Stored data:
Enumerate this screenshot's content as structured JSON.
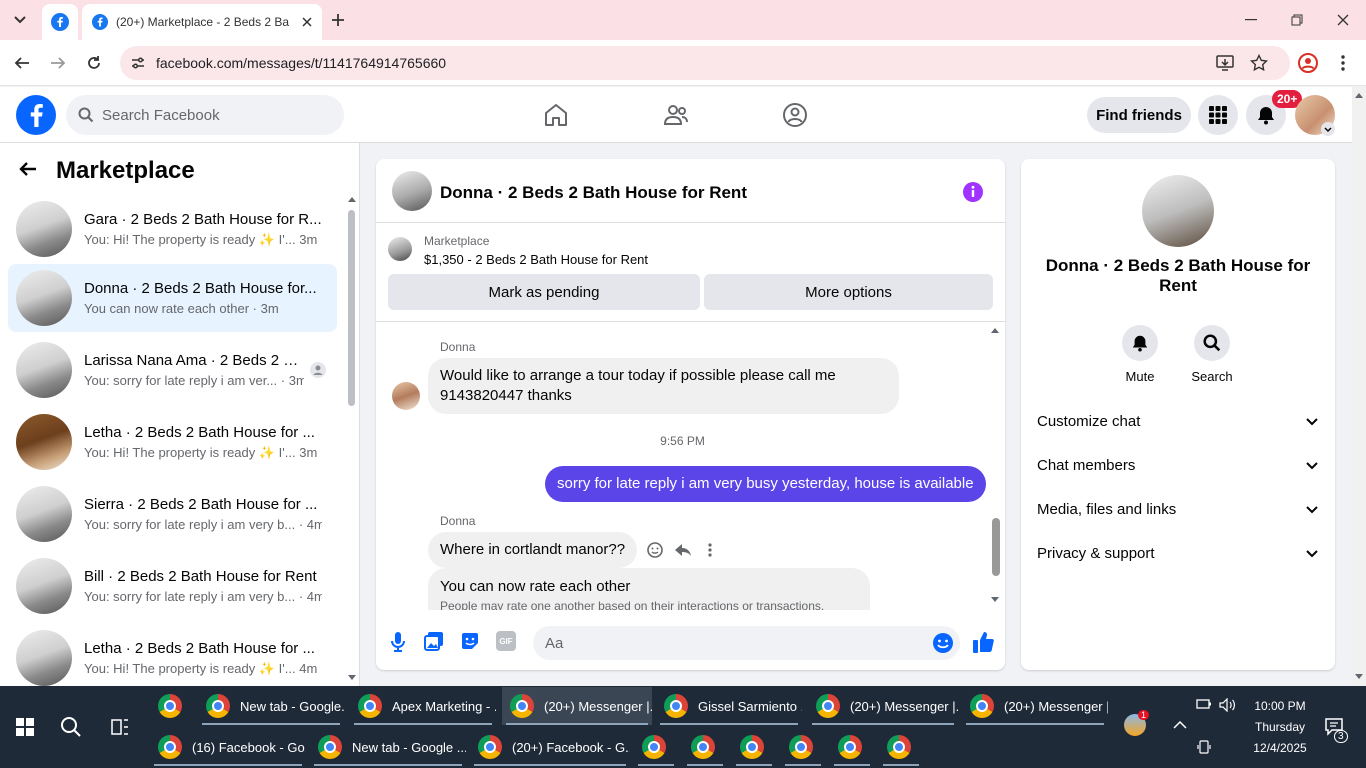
{
  "browser": {
    "tab_title": "(20+) Marketplace - 2 Beds 2 Ba",
    "url": "facebook.com/messages/t/1141764914765660"
  },
  "fb": {
    "search_placeholder": "Search Facebook",
    "find_friends": "Find friends",
    "notif_count": "20+"
  },
  "sidebar": {
    "title": "Marketplace",
    "conversations": [
      {
        "name": "Gara · 2 Beds 2 Bath House for R...",
        "preview": "You: Hi! The property is ready ✨ I'... ",
        "time": "3m"
      },
      {
        "name": "Donna · 2 Beds 2 Bath House for...",
        "preview": "You can now rate each other · ",
        "time": "3m"
      },
      {
        "name": "Larissa Nana Ama · 2 Beds 2 B...",
        "preview": "You: sorry for late reply i am ver... · ",
        "time": "3m"
      },
      {
        "name": "Letha · 2 Beds 2 Bath House for ...",
        "preview": "You: Hi! The property is ready ✨ I'... ",
        "time": "3m"
      },
      {
        "name": "Sierra · 2 Beds 2 Bath House for ...",
        "preview": "You: sorry for late reply i am very b... · ",
        "time": "4m"
      },
      {
        "name": "Bill · 2 Beds 2 Bath House for Rent",
        "preview": "You: sorry for late reply i am very b... · ",
        "time": "4m"
      },
      {
        "name": "Letha · 2 Beds 2 Bath House for ...",
        "preview": "You: Hi! The property is ready ✨ I'... ",
        "time": "4m"
      }
    ]
  },
  "chat": {
    "title": "Donna · 2 Beds 2 Bath House for Rent",
    "marketplace_label": "Marketplace",
    "listing": "$1,350 - 2 Beds 2 Bath House for Rent",
    "mark_pending": "Mark as pending",
    "more_options": "More options",
    "sender": "Donna",
    "msg1": "Would like to arrange a tour today if possible please call me 9143820447 thanks",
    "time1": "9:56 PM",
    "msg_me": "sorry for late reply i am very busy yesterday, house is available",
    "msg2": "Where in cortlandt manor??",
    "sys_title": "You can now rate each other",
    "sys_sub": "People may rate one another based on their interactions or transactions.",
    "composer_placeholder": "Aa",
    "gif_label": "GIF"
  },
  "info": {
    "name": "Donna · 2 Beds 2 Bath House for Rent",
    "mute": "Mute",
    "search": "Search",
    "sections": [
      "Customize chat",
      "Chat members",
      "Media, files and links",
      "Privacy & support"
    ]
  },
  "taskbar": {
    "row1": [
      "",
      "New tab - Google...",
      "Apex Marketing - ...",
      "(20+) Messenger |...",
      "Gissel Sarmiento ...",
      "(20+) Messenger |...",
      "(20+) Messenger |..."
    ],
    "row2": [
      "(16) Facebook - Go...",
      "New tab - Google ...",
      "(20+) Facebook - G..."
    ],
    "time": "10:00 PM",
    "day": "Thursday",
    "date": "12/4/2025",
    "chat_badge": "3",
    "tray_badge": "1"
  }
}
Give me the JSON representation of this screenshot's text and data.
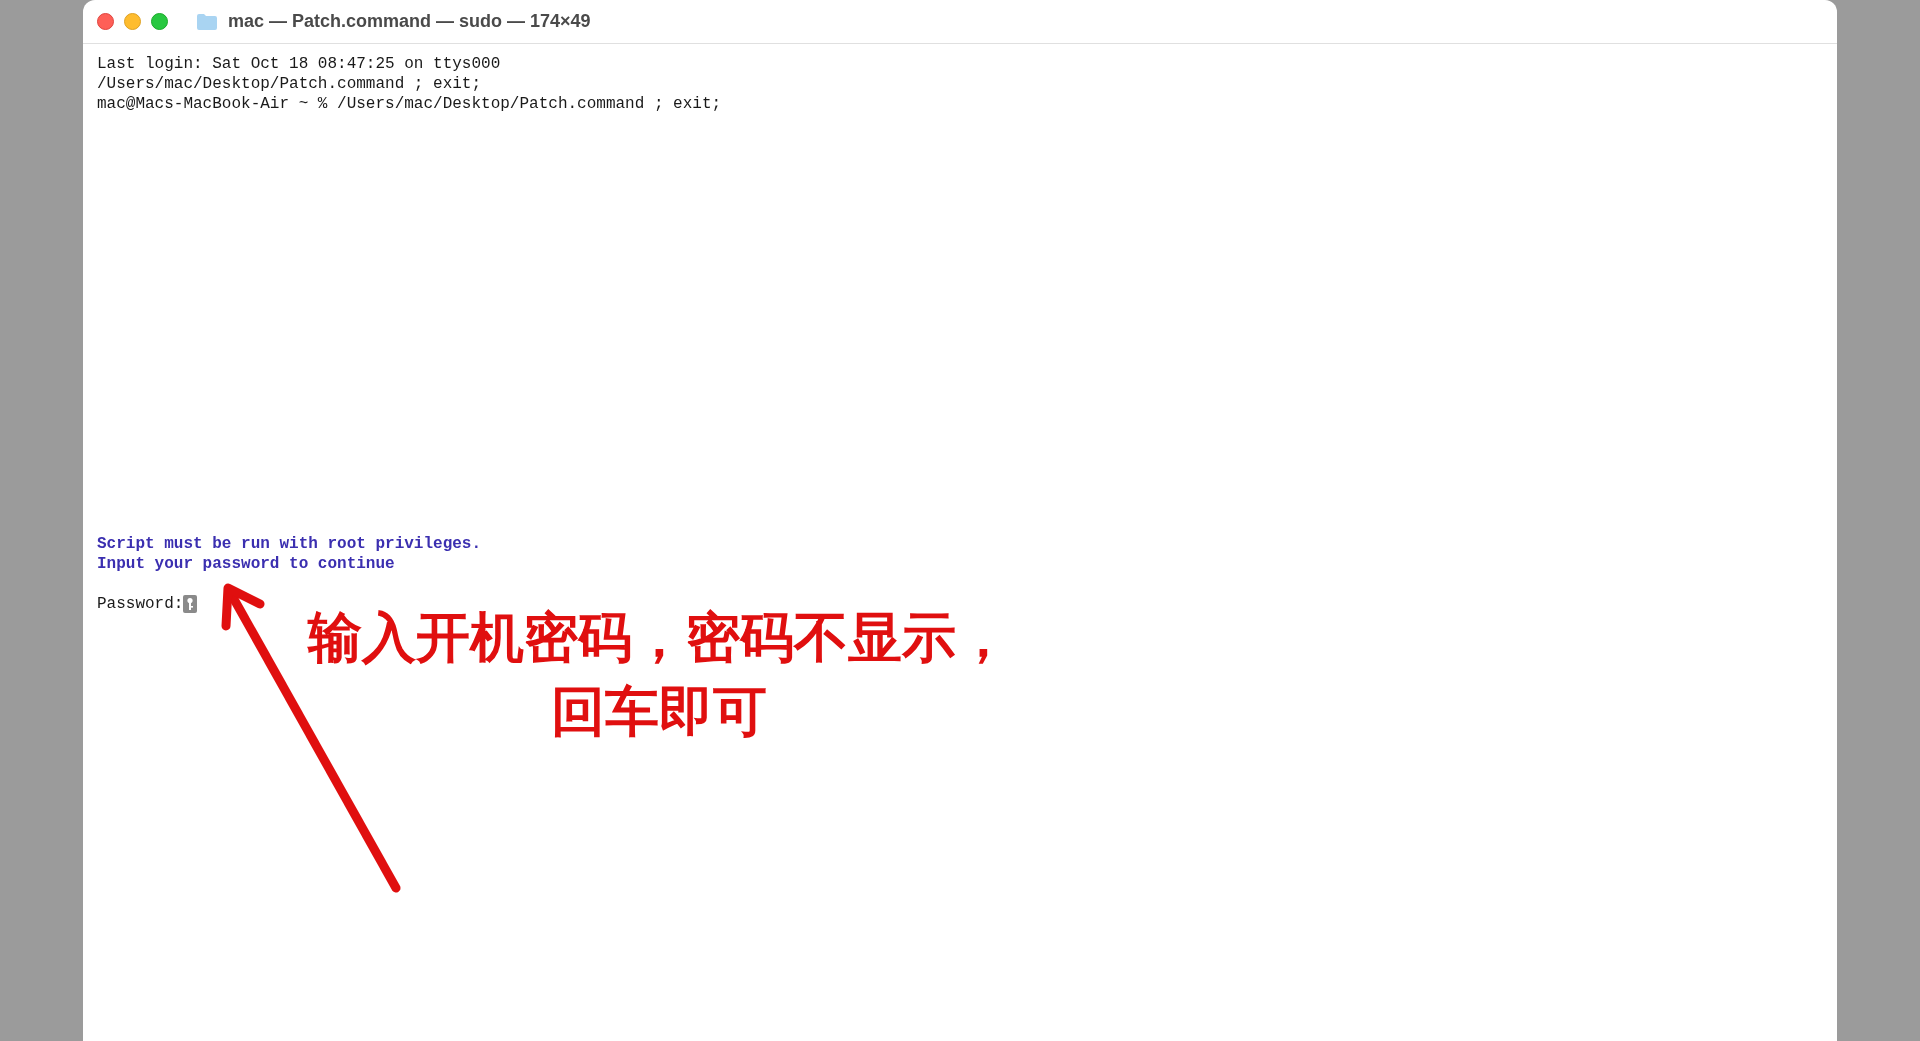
{
  "window": {
    "title": "mac — Patch.command — sudo — 174×49"
  },
  "terminal": {
    "lines": [
      {
        "text": "Last login: Sat Oct 18 08:47:25 on ttys000",
        "kind": "plain"
      },
      {
        "text": "/Users/mac/Desktop/Patch.command ; exit;",
        "kind": "plain"
      },
      {
        "text": "mac@Macs-MacBook-Air ~ % /Users/mac/Desktop/Patch.command ; exit;",
        "kind": "plain"
      }
    ],
    "notice_lines": [
      {
        "text": "Script must be run with root privileges.",
        "kind": "notice"
      },
      {
        "text": "Input your password to continue",
        "kind": "notice"
      }
    ],
    "prompt": "Password:"
  },
  "annotation": {
    "lines": [
      "输入开机密码，密码不显示，",
      "回车即可"
    ]
  }
}
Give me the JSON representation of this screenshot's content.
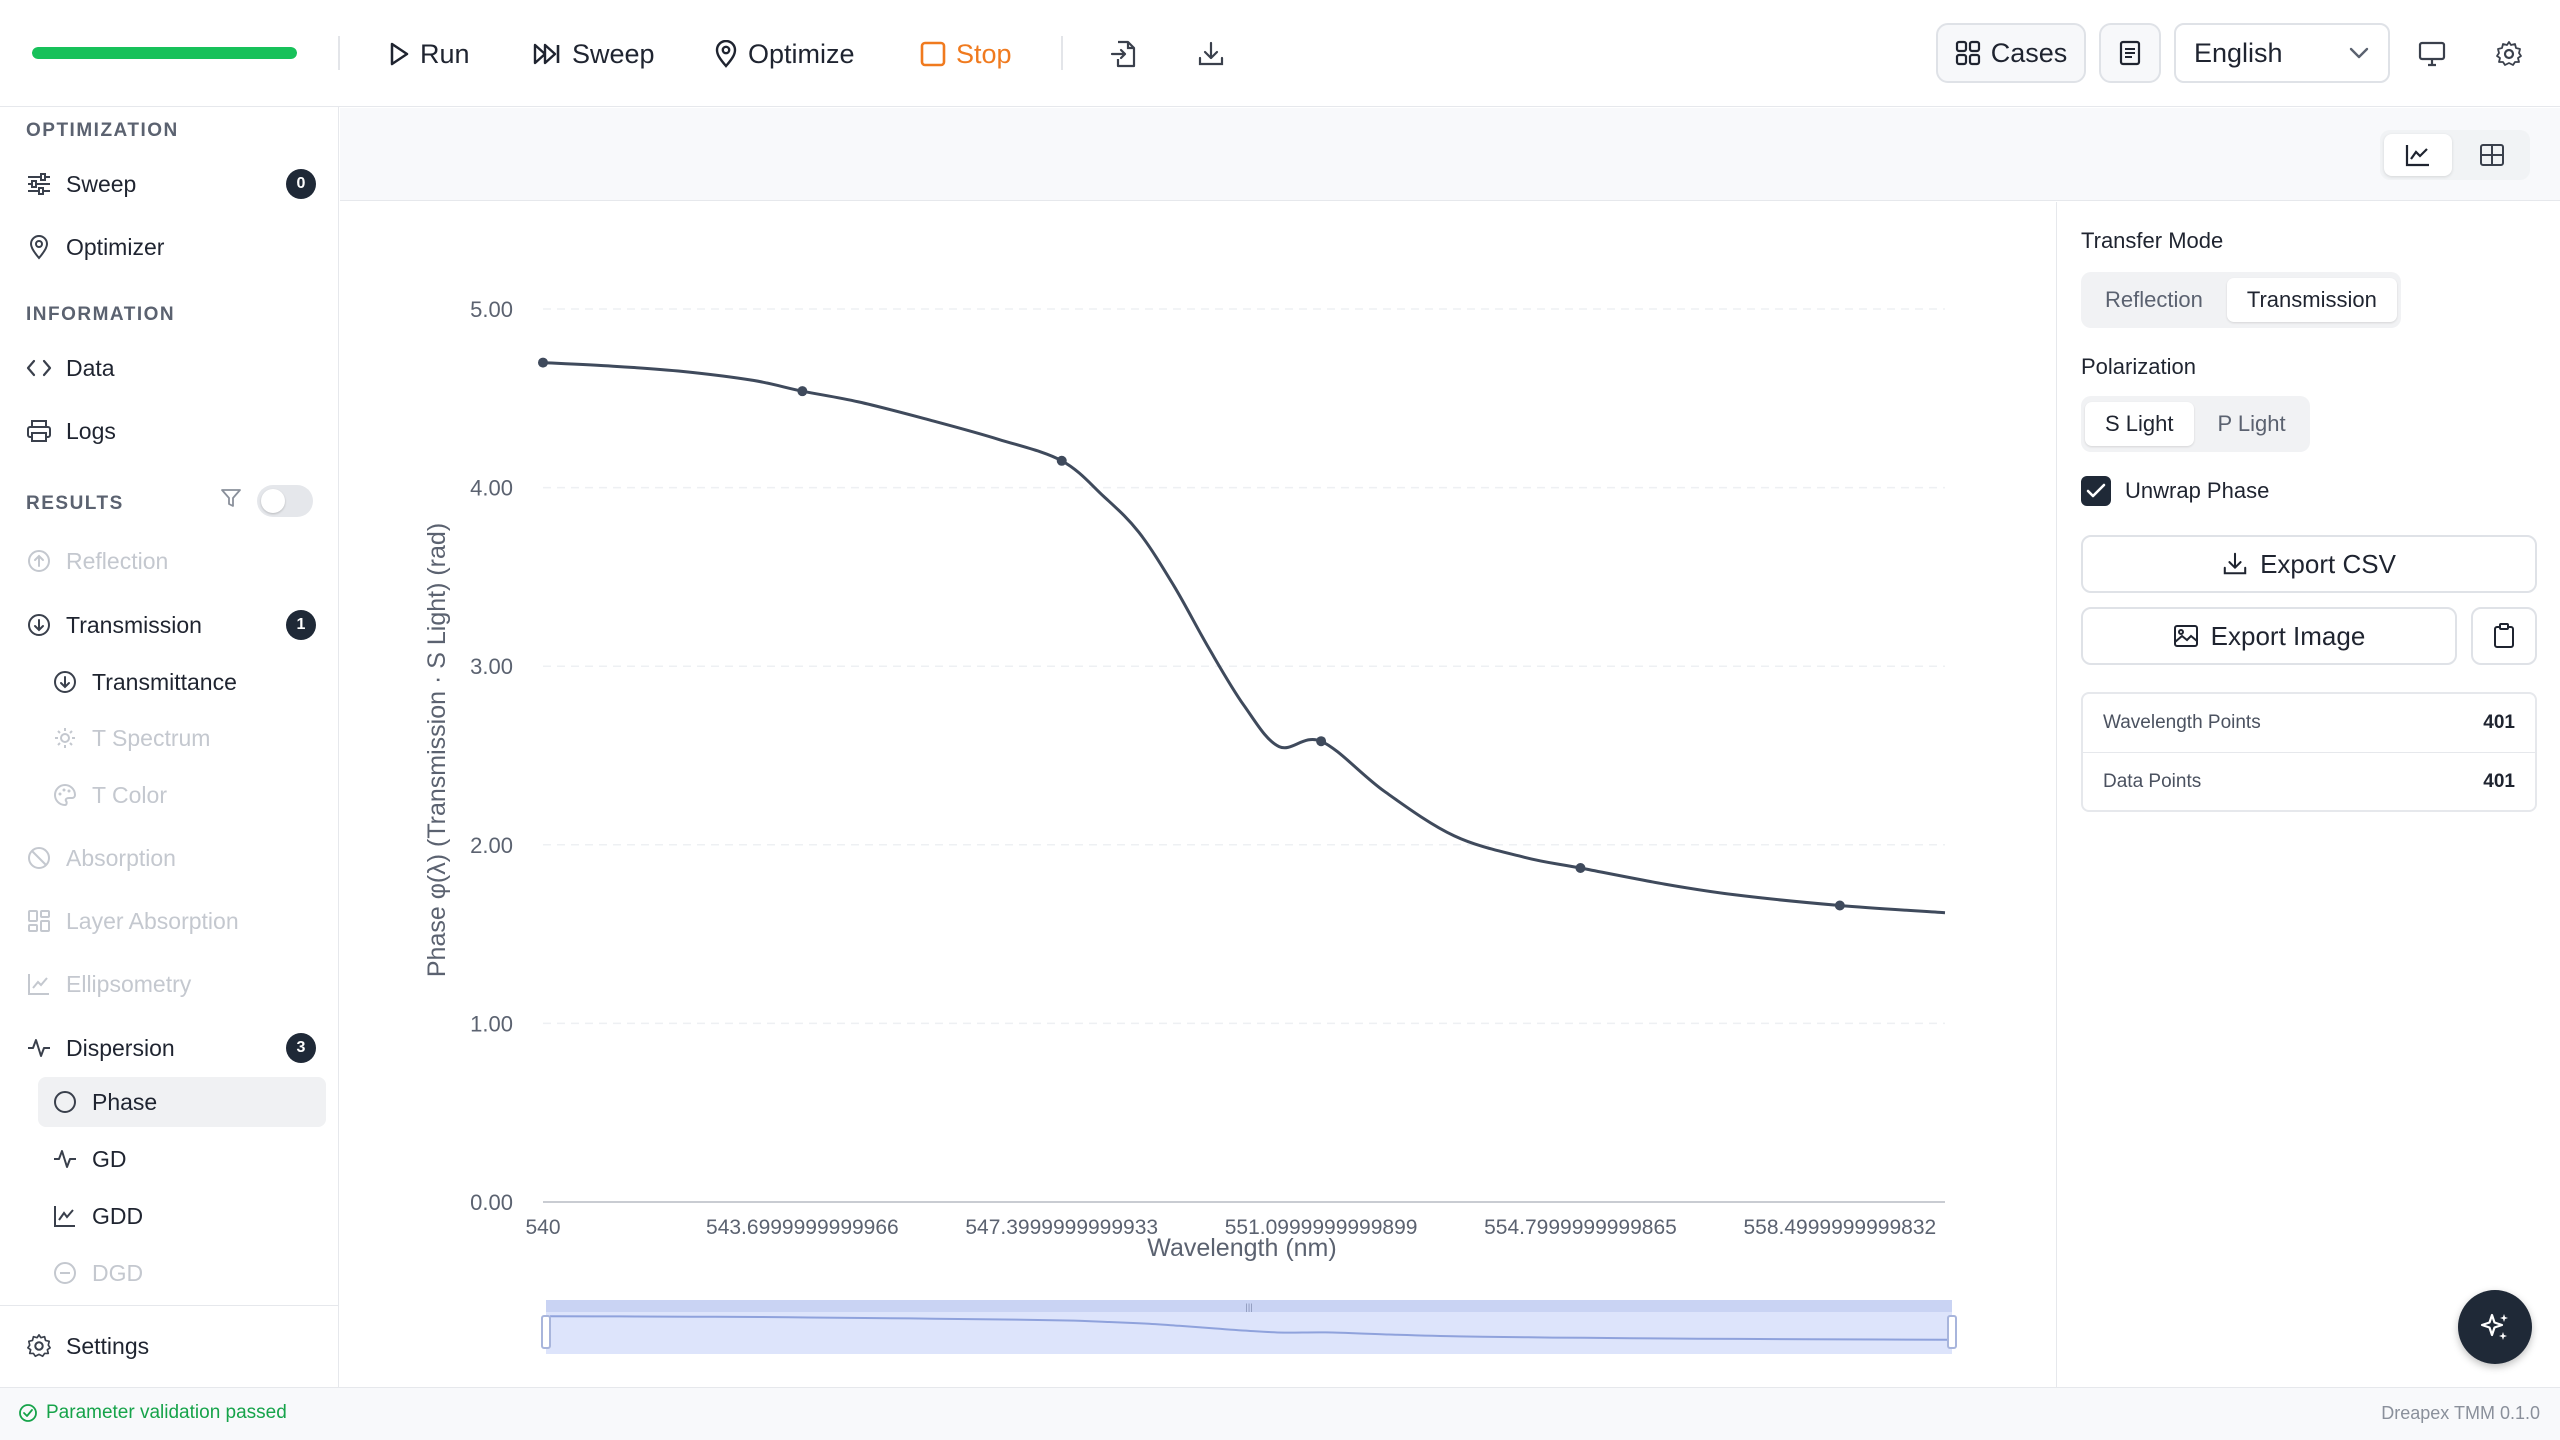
{
  "toolbar": {
    "progress_fraction": 1.0,
    "run_label": "Run",
    "sweep_label": "Sweep",
    "optimize_label": "Optimize",
    "stop_label": "Stop",
    "cases_label": "Cases",
    "language": "English"
  },
  "sidebar": {
    "optimization_title": "OPTIMIZATION",
    "sweep_label": "Sweep",
    "sweep_badge": "0",
    "optimizer_label": "Optimizer",
    "information_title": "INFORMATION",
    "data_label": "Data",
    "logs_label": "Logs",
    "results_title": "RESULTS",
    "reflection_label": "Reflection",
    "transmission_label": "Transmission",
    "transmission_badge": "1",
    "transmittance_label": "Transmittance",
    "t_spectrum_label": "T Spectrum",
    "t_color_label": "T Color",
    "absorption_label": "Absorption",
    "layer_absorption_label": "Layer Absorption",
    "ellipsometry_label": "Ellipsometry",
    "dispersion_label": "Dispersion",
    "dispersion_badge": "3",
    "phase_label": "Phase",
    "gd_label": "GD",
    "gdd_label": "GDD",
    "dgd_label": "DGD",
    "settings_label": "Settings"
  },
  "panel": {
    "transfer_mode_label": "Transfer Mode",
    "reflection_option": "Reflection",
    "transmission_option": "Transmission",
    "polarization_label": "Polarization",
    "s_light_option": "S Light",
    "p_light_option": "P Light",
    "unwrap_label": "Unwrap Phase",
    "unwrap_checked": true,
    "export_csv_label": "Export CSV",
    "export_image_label": "Export Image",
    "wavelength_points_label": "Wavelength Points",
    "wavelength_points_value": "401",
    "data_points_label": "Data Points",
    "data_points_value": "401"
  },
  "status": {
    "message": "Parameter validation passed",
    "version": "Dreapex TMM 0.1.0"
  },
  "colors": {
    "progress": "#17c15a",
    "stop": "#f07a1e",
    "line": "#3f4a5c",
    "status_ok": "#16a34a",
    "slider": "#d7def8"
  },
  "chart_data": {
    "type": "line",
    "xlabel": "Wavelength (nm)",
    "ylabel": "Phase φ(λ) (Transmission · S Light) (rad)",
    "xlim": [
      540,
      560
    ],
    "ylim": [
      0,
      5
    ],
    "yticks": [
      "0.00",
      "1.00",
      "2.00",
      "3.00",
      "4.00",
      "5.00"
    ],
    "xticks": [
      {
        "value": 540,
        "label": "540"
      },
      {
        "value": 543.7,
        "label": "543.6999999999966"
      },
      {
        "value": 547.4,
        "label": "547.3999999999933"
      },
      {
        "value": 551.1,
        "label": "551.0999999999899"
      },
      {
        "value": 554.8,
        "label": "554.7999999999865"
      },
      {
        "value": 558.5,
        "label": "558.4999999999832"
      }
    ],
    "grid": true,
    "series": [
      {
        "x": [
          540,
          541,
          542,
          543,
          543.7,
          544.5,
          545.5,
          546.5,
          547.4,
          548,
          548.5,
          549,
          549.5,
          550,
          550.5,
          551.1,
          552,
          553,
          554,
          554.8,
          556,
          557,
          558.5,
          560
        ],
        "y": [
          4.7,
          4.68,
          4.65,
          4.6,
          4.54,
          4.48,
          4.38,
          4.27,
          4.15,
          3.95,
          3.75,
          3.45,
          3.1,
          2.78,
          2.55,
          2.58,
          2.3,
          2.05,
          1.93,
          1.87,
          1.78,
          1.72,
          1.66,
          1.62
        ]
      }
    ],
    "markers": [
      {
        "x": 540,
        "y": 4.7
      },
      {
        "x": 543.7,
        "y": 4.54
      },
      {
        "x": 547.4,
        "y": 4.15
      },
      {
        "x": 551.1,
        "y": 2.58
      },
      {
        "x": 554.8,
        "y": 1.87
      },
      {
        "x": 558.5,
        "y": 1.66
      }
    ]
  }
}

■ What you are asked to do
Within the entries above, how many lines contain "name"? Respond with the number only.

■ Output of the task
8